→ WHAT TO WORK ON
Find the lines that hold the word "Drift" and return them.

→ DATA FOR PROCESSING
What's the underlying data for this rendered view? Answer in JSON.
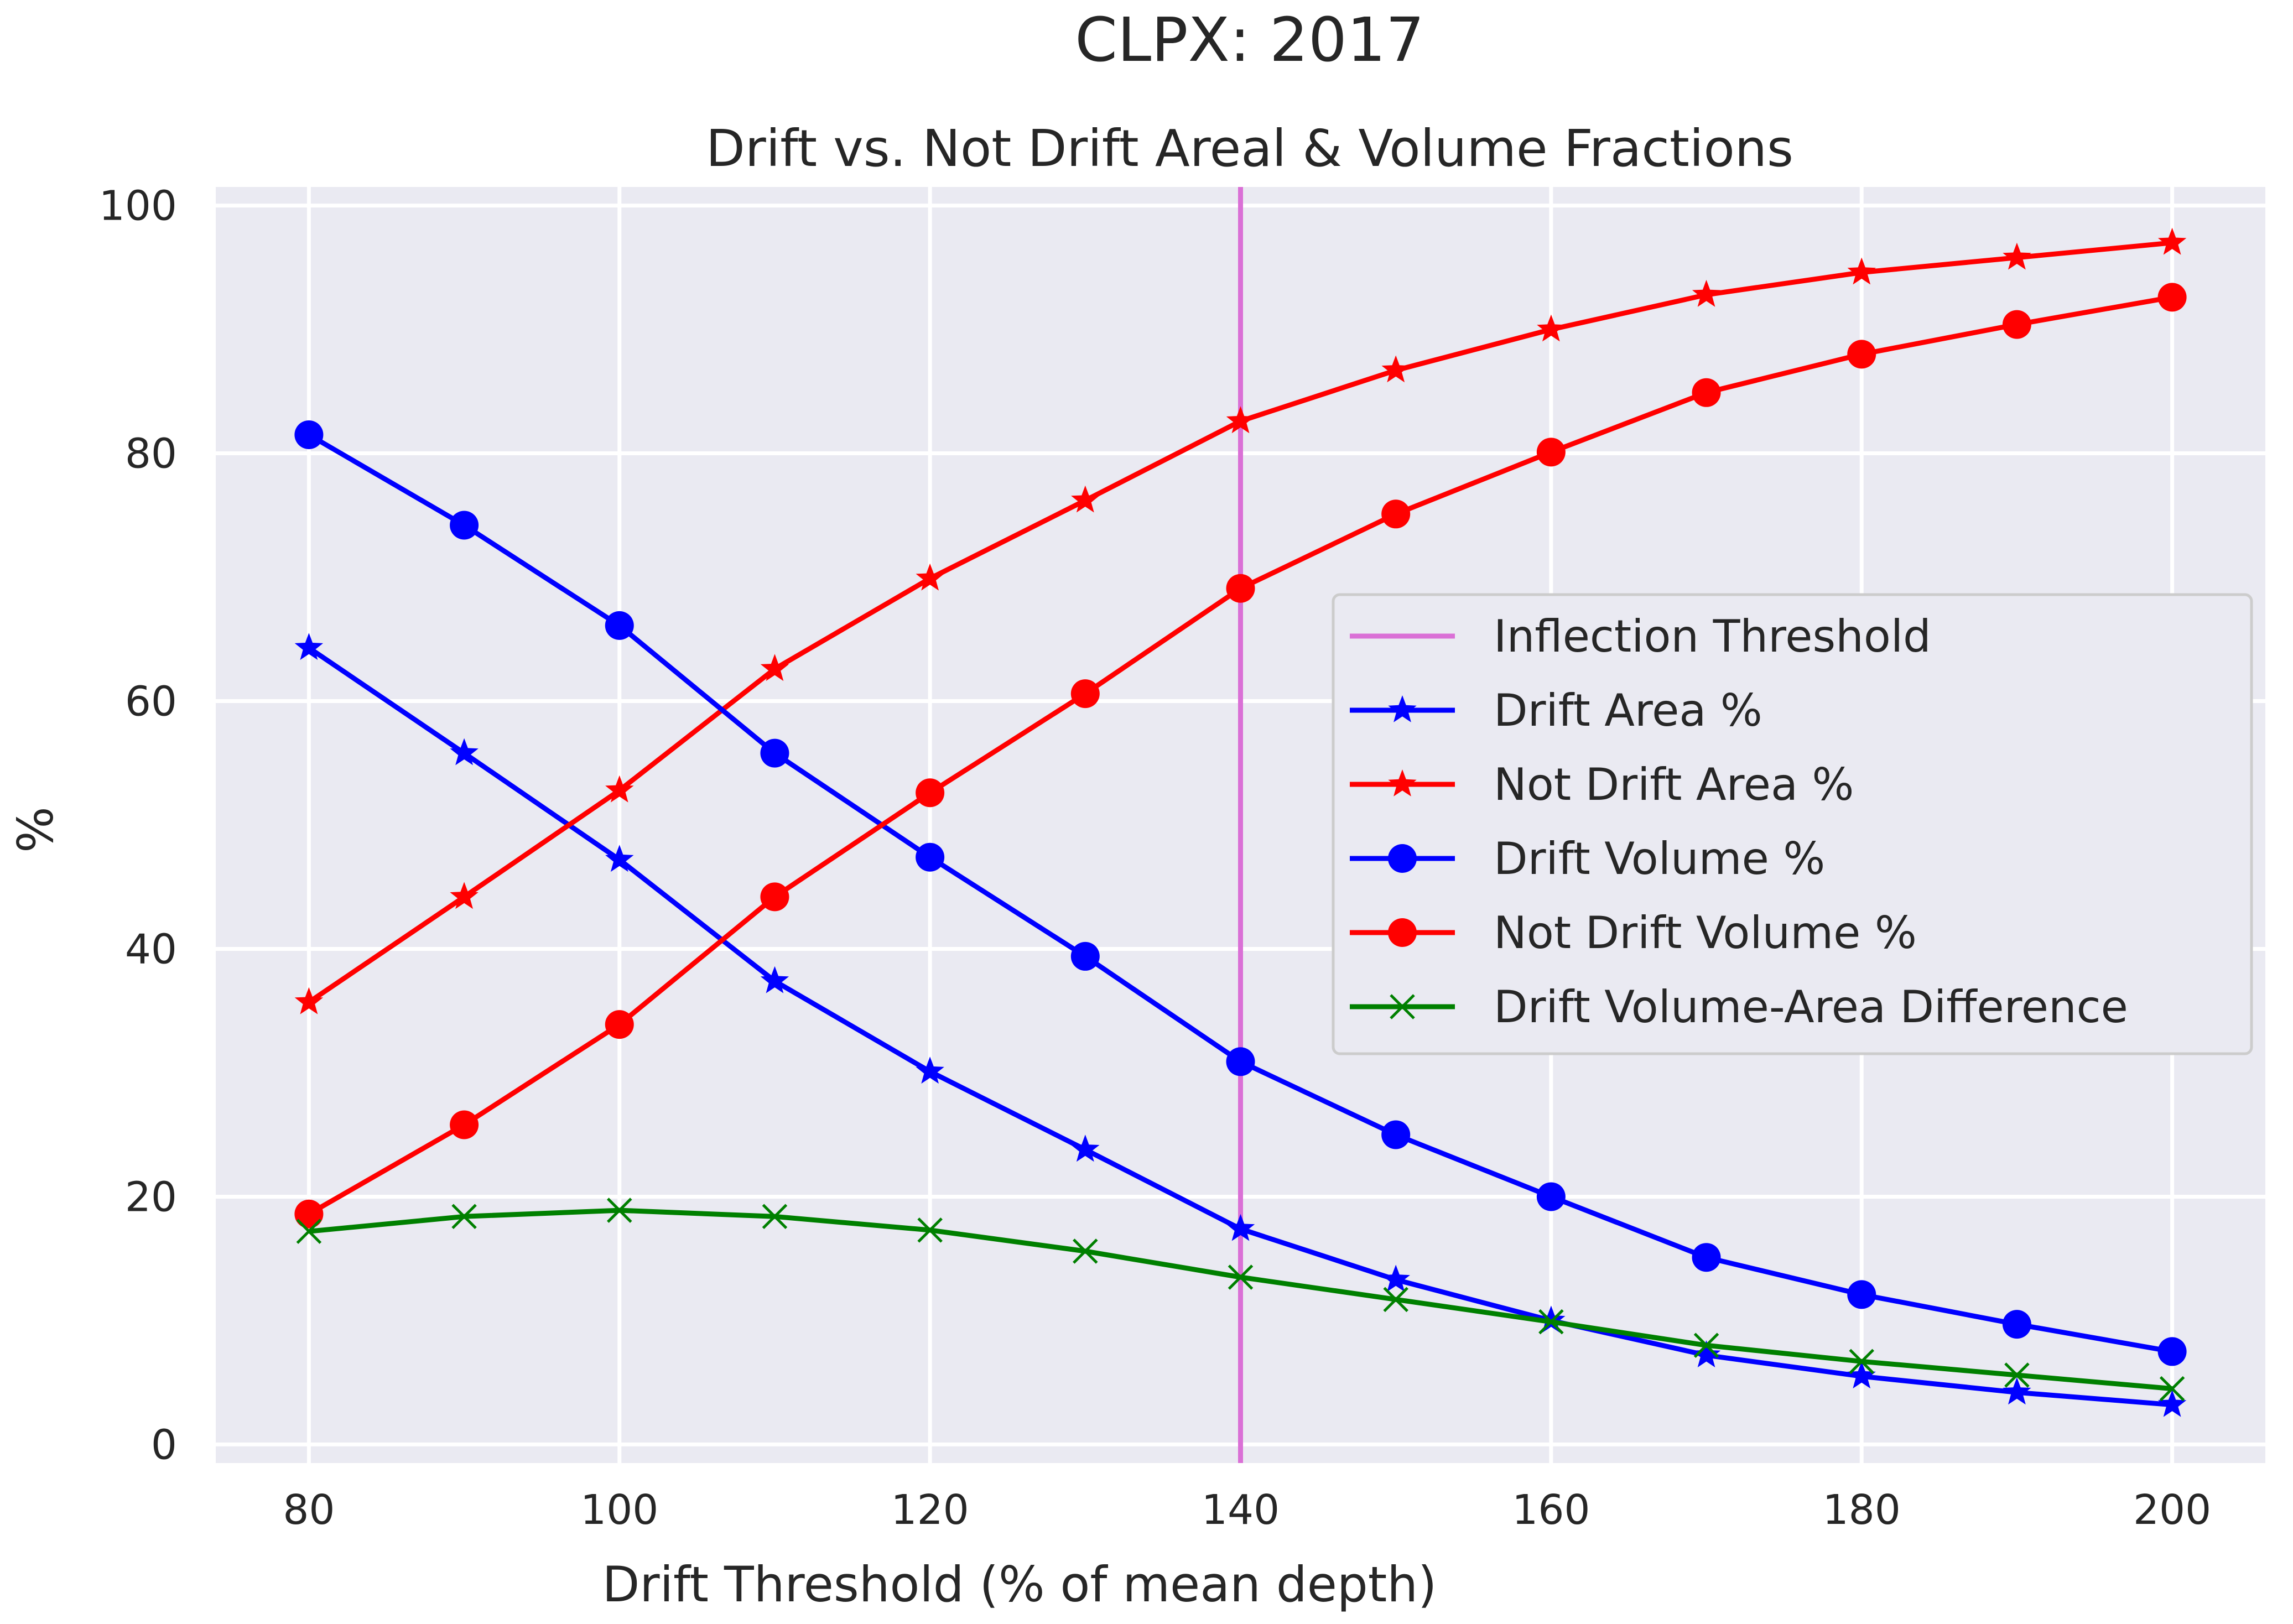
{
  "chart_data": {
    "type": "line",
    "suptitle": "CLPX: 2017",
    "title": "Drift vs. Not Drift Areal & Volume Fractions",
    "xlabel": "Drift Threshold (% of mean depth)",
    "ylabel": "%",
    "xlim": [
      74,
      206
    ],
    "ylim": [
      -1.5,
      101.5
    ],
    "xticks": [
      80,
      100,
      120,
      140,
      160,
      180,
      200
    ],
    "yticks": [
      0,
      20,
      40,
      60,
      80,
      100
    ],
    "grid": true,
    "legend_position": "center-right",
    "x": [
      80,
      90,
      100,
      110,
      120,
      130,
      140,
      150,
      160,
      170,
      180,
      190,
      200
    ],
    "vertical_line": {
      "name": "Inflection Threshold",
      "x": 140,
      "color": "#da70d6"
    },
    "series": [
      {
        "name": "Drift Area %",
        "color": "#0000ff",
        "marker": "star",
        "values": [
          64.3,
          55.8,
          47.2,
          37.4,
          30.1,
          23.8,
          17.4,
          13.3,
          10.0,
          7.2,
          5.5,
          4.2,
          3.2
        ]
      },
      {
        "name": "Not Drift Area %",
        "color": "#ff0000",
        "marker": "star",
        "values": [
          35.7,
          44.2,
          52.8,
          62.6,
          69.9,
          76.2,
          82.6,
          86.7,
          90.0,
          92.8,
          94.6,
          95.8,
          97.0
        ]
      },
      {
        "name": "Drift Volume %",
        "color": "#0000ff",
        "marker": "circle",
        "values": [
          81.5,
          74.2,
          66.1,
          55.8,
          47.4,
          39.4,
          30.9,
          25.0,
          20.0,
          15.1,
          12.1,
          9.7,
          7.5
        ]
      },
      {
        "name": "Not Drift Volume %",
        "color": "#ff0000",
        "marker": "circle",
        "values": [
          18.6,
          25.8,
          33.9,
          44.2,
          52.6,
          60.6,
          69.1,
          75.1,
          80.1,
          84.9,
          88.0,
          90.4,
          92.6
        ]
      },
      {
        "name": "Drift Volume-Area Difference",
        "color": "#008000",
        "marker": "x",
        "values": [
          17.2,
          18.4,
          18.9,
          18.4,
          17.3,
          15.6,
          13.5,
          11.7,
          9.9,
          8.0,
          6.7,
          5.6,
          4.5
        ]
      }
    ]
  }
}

→ TASK ANSWER
    "title": "Drift vs. Not Drift Areal & Volume Fractions",
    "xlabel": "Drift Threshold (% of mean depth)",
        "name": "Drift Area %",
        "name": "Not Drift Area %",
        "name": "Drift Volume %",
        "name": "Not Drift Volume %",
        "name": "Drift Volume-Area Difference",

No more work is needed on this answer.